* _Work to complete_: Pictures aside, quote the whole listing exactly.

* _Entries_:

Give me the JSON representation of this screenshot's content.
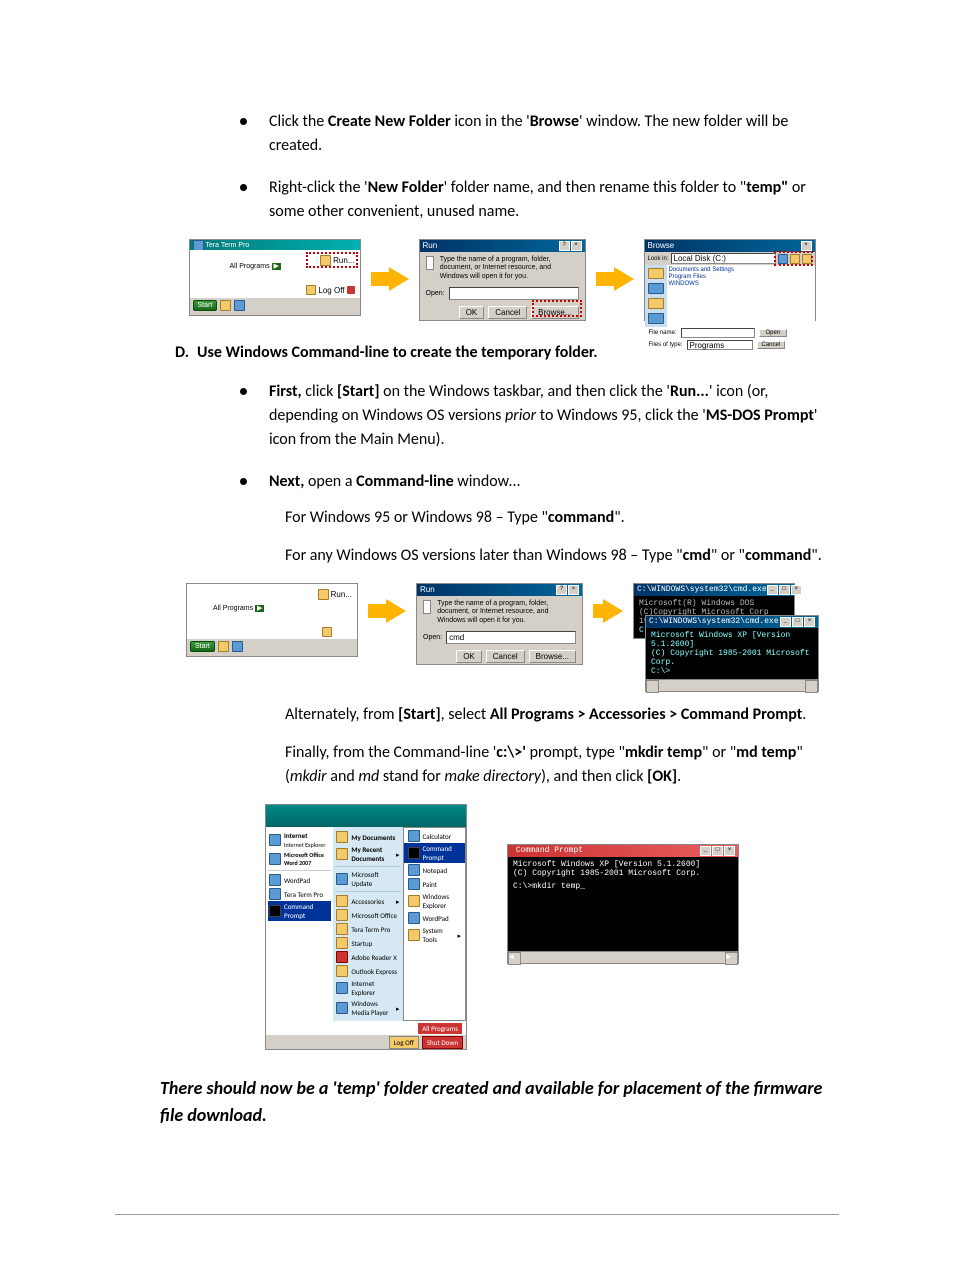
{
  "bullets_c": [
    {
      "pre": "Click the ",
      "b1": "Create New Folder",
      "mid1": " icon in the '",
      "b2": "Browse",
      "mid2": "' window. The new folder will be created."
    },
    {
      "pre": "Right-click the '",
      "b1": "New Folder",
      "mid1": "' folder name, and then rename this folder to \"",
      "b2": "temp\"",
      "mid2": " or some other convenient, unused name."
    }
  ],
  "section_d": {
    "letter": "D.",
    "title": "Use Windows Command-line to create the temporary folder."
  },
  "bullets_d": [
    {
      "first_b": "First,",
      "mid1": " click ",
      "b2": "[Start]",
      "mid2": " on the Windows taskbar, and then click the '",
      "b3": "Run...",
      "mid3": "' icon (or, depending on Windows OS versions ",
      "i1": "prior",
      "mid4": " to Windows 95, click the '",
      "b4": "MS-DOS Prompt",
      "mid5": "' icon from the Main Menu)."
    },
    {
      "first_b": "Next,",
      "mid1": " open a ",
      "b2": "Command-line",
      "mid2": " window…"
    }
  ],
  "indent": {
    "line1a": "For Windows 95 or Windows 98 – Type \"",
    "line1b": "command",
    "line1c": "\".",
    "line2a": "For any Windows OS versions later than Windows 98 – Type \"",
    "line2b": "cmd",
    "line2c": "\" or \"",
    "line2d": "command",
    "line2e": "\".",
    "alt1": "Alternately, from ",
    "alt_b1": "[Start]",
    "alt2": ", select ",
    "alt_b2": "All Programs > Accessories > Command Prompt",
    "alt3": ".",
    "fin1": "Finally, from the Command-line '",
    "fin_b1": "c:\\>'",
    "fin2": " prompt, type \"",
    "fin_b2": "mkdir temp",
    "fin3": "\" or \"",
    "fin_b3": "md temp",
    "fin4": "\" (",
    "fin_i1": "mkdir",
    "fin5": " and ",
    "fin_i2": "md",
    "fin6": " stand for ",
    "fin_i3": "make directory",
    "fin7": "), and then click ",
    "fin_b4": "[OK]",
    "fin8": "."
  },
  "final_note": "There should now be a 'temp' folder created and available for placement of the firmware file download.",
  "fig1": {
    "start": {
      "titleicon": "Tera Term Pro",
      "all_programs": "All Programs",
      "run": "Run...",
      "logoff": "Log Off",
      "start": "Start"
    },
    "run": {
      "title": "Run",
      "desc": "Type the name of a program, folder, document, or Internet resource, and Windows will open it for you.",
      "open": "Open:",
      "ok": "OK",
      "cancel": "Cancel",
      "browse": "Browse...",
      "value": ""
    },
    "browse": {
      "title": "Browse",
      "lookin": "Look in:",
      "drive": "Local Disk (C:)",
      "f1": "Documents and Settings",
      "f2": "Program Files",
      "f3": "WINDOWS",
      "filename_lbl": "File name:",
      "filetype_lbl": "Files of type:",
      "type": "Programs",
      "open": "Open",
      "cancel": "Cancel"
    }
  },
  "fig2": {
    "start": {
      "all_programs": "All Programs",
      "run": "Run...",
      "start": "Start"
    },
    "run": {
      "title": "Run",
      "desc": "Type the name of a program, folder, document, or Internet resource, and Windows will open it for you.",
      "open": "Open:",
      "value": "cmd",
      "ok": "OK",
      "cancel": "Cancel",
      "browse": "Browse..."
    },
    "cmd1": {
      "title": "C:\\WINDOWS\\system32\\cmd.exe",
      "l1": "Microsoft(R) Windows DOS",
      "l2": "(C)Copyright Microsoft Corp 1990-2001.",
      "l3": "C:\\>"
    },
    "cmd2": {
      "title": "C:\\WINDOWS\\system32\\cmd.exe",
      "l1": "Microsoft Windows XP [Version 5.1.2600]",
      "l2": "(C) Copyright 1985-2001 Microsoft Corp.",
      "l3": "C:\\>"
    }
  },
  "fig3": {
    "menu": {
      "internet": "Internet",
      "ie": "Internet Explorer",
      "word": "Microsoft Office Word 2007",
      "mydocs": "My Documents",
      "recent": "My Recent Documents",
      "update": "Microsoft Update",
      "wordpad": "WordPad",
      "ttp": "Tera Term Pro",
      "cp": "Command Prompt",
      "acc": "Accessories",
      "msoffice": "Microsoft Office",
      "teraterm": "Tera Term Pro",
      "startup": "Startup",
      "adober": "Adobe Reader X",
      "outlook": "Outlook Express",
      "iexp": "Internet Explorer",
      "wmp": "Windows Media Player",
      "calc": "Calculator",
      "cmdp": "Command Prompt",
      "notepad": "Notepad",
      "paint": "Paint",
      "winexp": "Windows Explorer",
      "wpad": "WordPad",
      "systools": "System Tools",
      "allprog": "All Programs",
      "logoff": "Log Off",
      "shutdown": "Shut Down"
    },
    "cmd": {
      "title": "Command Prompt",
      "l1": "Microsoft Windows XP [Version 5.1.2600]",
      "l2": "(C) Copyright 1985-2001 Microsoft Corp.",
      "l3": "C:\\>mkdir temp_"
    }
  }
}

* _Exercise solution_:
Give me the JSON representation of this screenshot's content.
{
  "bullets_c": [
    {
      "pre": "Click the ",
      "b1": "Create New Folder",
      "mid1": " icon in the '",
      "b2": "Browse",
      "mid2": "' window. The new folder will be created."
    },
    {
      "pre": "Right-click the '",
      "b1": "New Folder",
      "mid1": "' folder name, and then rename this folder to \"",
      "b2": "temp\"",
      "mid2": " or some other convenient, unused name."
    }
  ],
  "section_d": {
    "letter": "D.",
    "title": "Use Windows Command-line to create the temporary folder."
  },
  "bullets_d": [
    {
      "first_b": "First,",
      "mid1": " click ",
      "b2": "[Start]",
      "mid2": " on the Windows taskbar, and then click the '",
      "b3": "Run...",
      "mid3": "' icon (or, depending on Windows OS versions ",
      "i1": "prior",
      "mid4": " to Windows 95, click the '",
      "b4": "MS-DOS Prompt",
      "mid5": "' icon from the Main Menu)."
    },
    {
      "first_b": "Next,",
      "mid1": " open a ",
      "b2": "Command-line",
      "mid2": " window…"
    }
  ],
  "indent": {
    "line1a": "For Windows 95 or Windows 98 – Type \"",
    "line1b": "command",
    "line1c": "\".",
    "line2a": "For any Windows OS versions later than Windows 98 – Type \"",
    "line2b": "cmd",
    "line2c": "\" or \"",
    "line2d": "command",
    "line2e": "\".",
    "alt1": "Alternately, from ",
    "alt_b1": "[Start]",
    "alt2": ", select ",
    "alt_b2": "All Programs > Accessories > Command Prompt",
    "alt3": ".",
    "fin1": "Finally, from the Command-line '",
    "fin_b1": "c:\\>'",
    "fin2": " prompt, type \"",
    "fin_b2": "mkdir temp",
    "fin3": "\" or \"",
    "fin_b3": "md temp",
    "fin4": "\" (",
    "fin_i1": "mkdir",
    "fin5": " and ",
    "fin_i2": "md",
    "fin6": " stand for ",
    "fin_i3": "make directory",
    "fin7": "), and then click ",
    "fin_b4": "[OK]",
    "fin8": "."
  },
  "final_note": "There should now be a 'temp' folder created and available for placement of the firmware file download.",
  "fig1": {
    "start": {
      "titleicon": "Tera Term Pro",
      "all_programs": "All Programs",
      "run": "Run...",
      "logoff": "Log Off",
      "start": "Start"
    },
    "run": {
      "title": "Run",
      "desc": "Type the name of a program, folder, document, or Internet resource, and Windows will open it for you.",
      "open": "Open:",
      "ok": "OK",
      "cancel": "Cancel",
      "browse": "Browse...",
      "value": ""
    },
    "browse": {
      "title": "Browse",
      "lookin": "Look in:",
      "drive": "Local Disk (C:)",
      "f1": "Documents and Settings",
      "f2": "Program Files",
      "f3": "WINDOWS",
      "filename_lbl": "File name:",
      "filetype_lbl": "Files of type:",
      "type": "Programs",
      "open": "Open",
      "cancel": "Cancel"
    }
  },
  "fig2": {
    "start": {
      "all_programs": "All Programs",
      "run": "Run...",
      "start": "Start"
    },
    "run": {
      "title": "Run",
      "desc": "Type the name of a program, folder, document, or Internet resource, and Windows will open it for you.",
      "open": "Open:",
      "value": "cmd",
      "ok": "OK",
      "cancel": "Cancel",
      "browse": "Browse..."
    },
    "cmd1": {
      "title": "C:\\WINDOWS\\system32\\cmd.exe",
      "l1": "Microsoft(R) Windows DOS",
      "l2": "(C)Copyright Microsoft Corp 1990-2001.",
      "l3": "C:\\>"
    },
    "cmd2": {
      "title": "C:\\WINDOWS\\system32\\cmd.exe",
      "l1": "Microsoft Windows XP [Version 5.1.2600]",
      "l2": "(C) Copyright 1985-2001 Microsoft Corp.",
      "l3": "C:\\>"
    }
  },
  "fig3": {
    "menu": {
      "internet": "Internet",
      "ie": "Internet Explorer",
      "word": "Microsoft Office Word 2007",
      "mydocs": "My Documents",
      "recent": "My Recent Documents",
      "update": "Microsoft Update",
      "wordpad": "WordPad",
      "ttp": "Tera Term Pro",
      "cp": "Command Prompt",
      "acc": "Accessories",
      "msoffice": "Microsoft Office",
      "teraterm": "Tera Term Pro",
      "startup": "Startup",
      "adober": "Adobe Reader X",
      "outlook": "Outlook Express",
      "iexp": "Internet Explorer",
      "wmp": "Windows Media Player",
      "calc": "Calculator",
      "cmdp": "Command Prompt",
      "notepad": "Notepad",
      "paint": "Paint",
      "winexp": "Windows Explorer",
      "wpad": "WordPad",
      "systools": "System Tools",
      "allprog": "All Programs",
      "logoff": "Log Off",
      "shutdown": "Shut Down"
    },
    "cmd": {
      "title": "Command Prompt",
      "l1": "Microsoft Windows XP [Version 5.1.2600]",
      "l2": "(C) Copyright 1985-2001 Microsoft Corp.",
      "l3": "C:\\>mkdir temp_"
    }
  }
}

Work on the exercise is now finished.